What to produce: Look through the records below and collect all lines that hold the string "hint".
* Begin Records shown *
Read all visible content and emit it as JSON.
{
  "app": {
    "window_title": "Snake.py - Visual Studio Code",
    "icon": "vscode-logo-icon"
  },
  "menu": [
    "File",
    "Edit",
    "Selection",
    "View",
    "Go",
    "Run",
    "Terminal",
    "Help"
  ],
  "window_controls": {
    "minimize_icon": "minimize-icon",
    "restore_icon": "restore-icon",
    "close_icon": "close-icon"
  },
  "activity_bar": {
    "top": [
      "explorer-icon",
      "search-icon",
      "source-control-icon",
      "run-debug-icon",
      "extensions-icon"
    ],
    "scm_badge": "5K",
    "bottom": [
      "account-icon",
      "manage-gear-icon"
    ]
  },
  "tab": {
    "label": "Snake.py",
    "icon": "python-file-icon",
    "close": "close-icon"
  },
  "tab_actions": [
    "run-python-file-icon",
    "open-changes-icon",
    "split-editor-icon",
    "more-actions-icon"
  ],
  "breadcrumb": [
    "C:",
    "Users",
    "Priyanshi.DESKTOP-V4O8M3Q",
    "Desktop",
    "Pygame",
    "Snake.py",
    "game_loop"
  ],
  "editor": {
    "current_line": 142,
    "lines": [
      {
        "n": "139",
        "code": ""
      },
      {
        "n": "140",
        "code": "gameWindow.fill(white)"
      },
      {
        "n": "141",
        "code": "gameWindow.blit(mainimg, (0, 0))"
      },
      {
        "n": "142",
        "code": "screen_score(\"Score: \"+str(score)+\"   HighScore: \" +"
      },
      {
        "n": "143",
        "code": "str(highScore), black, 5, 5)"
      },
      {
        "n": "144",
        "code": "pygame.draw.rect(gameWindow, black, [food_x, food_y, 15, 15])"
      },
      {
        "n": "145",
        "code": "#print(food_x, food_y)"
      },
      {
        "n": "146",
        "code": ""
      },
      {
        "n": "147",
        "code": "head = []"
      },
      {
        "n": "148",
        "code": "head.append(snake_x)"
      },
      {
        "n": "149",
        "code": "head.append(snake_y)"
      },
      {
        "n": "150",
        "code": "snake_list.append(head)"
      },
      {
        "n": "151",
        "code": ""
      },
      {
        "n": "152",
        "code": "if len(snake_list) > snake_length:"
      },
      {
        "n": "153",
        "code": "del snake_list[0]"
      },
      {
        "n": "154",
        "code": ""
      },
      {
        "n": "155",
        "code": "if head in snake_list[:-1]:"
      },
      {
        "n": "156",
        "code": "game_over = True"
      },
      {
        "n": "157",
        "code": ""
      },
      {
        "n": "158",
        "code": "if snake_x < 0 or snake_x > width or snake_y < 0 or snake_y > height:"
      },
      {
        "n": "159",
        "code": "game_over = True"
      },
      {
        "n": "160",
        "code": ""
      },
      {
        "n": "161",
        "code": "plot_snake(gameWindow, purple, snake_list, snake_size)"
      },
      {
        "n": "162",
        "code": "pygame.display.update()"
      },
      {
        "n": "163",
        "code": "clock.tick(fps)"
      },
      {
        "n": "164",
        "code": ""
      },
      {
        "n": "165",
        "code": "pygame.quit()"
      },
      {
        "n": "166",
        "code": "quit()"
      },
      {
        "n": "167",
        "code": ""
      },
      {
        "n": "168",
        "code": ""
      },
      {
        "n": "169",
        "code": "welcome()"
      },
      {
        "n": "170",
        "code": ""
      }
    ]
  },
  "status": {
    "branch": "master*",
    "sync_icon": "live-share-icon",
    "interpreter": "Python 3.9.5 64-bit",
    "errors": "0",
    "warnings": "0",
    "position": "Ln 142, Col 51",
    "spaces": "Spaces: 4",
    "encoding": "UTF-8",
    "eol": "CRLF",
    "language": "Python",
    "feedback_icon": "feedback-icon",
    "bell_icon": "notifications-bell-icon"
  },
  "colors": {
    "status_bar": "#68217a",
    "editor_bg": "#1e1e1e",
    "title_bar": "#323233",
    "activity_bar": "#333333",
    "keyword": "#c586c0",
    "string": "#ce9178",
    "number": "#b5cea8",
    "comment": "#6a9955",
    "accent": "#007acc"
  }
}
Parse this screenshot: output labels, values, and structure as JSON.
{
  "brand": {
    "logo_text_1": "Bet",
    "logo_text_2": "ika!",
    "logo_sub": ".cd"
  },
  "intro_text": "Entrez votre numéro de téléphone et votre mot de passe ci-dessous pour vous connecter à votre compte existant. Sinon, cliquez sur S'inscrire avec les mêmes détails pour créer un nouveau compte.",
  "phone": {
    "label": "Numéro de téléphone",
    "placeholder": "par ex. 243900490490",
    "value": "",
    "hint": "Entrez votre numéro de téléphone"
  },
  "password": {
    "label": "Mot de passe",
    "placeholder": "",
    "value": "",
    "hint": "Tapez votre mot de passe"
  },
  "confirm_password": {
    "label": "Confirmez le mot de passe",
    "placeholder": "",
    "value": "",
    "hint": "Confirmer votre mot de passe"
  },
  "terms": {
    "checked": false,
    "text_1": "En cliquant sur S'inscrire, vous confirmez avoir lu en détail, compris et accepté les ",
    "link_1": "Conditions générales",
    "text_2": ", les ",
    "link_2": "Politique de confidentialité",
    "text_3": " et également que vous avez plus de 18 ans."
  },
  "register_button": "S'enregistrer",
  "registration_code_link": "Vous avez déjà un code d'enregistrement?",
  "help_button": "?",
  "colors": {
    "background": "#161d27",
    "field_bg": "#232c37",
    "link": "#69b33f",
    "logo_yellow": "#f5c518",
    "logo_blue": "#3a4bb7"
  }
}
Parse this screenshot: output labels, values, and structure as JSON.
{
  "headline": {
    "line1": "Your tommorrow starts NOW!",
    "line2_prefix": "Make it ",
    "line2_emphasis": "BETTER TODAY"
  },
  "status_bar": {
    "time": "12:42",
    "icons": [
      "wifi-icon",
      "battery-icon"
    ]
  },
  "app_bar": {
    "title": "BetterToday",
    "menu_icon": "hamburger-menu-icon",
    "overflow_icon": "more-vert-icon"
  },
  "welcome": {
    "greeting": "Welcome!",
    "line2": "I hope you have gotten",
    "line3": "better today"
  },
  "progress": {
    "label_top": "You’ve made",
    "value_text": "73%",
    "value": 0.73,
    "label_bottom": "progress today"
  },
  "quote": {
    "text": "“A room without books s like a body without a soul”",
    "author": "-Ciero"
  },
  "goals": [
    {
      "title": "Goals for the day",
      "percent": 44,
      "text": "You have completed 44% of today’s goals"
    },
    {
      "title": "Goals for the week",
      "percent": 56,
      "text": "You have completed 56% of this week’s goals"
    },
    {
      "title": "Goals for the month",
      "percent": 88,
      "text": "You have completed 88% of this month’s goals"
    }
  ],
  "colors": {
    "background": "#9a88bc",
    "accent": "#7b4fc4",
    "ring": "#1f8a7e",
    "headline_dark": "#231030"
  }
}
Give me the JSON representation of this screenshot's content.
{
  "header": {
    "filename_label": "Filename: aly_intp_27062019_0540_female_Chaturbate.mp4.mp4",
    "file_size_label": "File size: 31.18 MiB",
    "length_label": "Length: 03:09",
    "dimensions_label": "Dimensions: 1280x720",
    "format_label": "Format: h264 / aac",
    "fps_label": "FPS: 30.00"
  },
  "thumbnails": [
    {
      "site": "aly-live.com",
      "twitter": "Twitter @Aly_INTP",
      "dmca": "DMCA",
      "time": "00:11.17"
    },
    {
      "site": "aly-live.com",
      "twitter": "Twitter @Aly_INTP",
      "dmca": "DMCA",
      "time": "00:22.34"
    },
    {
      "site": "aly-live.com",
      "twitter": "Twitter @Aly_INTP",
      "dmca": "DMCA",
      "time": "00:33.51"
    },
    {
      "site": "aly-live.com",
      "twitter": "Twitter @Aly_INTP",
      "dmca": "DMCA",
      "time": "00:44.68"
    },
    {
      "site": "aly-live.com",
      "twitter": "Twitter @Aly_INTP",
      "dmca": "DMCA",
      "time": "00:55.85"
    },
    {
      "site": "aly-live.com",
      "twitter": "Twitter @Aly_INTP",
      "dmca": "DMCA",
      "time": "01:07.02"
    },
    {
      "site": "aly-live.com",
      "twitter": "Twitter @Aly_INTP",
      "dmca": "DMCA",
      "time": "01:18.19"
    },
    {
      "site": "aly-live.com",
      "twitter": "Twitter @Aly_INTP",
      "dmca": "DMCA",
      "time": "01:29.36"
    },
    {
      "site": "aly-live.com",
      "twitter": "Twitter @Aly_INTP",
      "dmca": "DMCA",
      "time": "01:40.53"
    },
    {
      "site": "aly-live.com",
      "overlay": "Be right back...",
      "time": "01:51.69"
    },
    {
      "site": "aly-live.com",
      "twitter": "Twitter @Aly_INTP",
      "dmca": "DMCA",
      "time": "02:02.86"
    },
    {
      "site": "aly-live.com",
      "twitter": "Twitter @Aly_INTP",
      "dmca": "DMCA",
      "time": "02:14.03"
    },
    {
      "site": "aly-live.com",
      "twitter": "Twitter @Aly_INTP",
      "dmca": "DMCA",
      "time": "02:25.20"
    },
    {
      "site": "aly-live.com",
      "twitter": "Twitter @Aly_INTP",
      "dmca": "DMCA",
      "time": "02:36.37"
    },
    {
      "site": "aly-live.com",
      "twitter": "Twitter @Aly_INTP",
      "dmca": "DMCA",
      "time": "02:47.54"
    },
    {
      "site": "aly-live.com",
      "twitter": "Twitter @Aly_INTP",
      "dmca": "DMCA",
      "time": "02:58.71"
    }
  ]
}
* End Records shown *
Result of this task:
    "hint": "Entrez votre numéro de téléphone"
    "hint": "Tapez votre mot de passe"
    "hint": "Confirmer votre mot de passe"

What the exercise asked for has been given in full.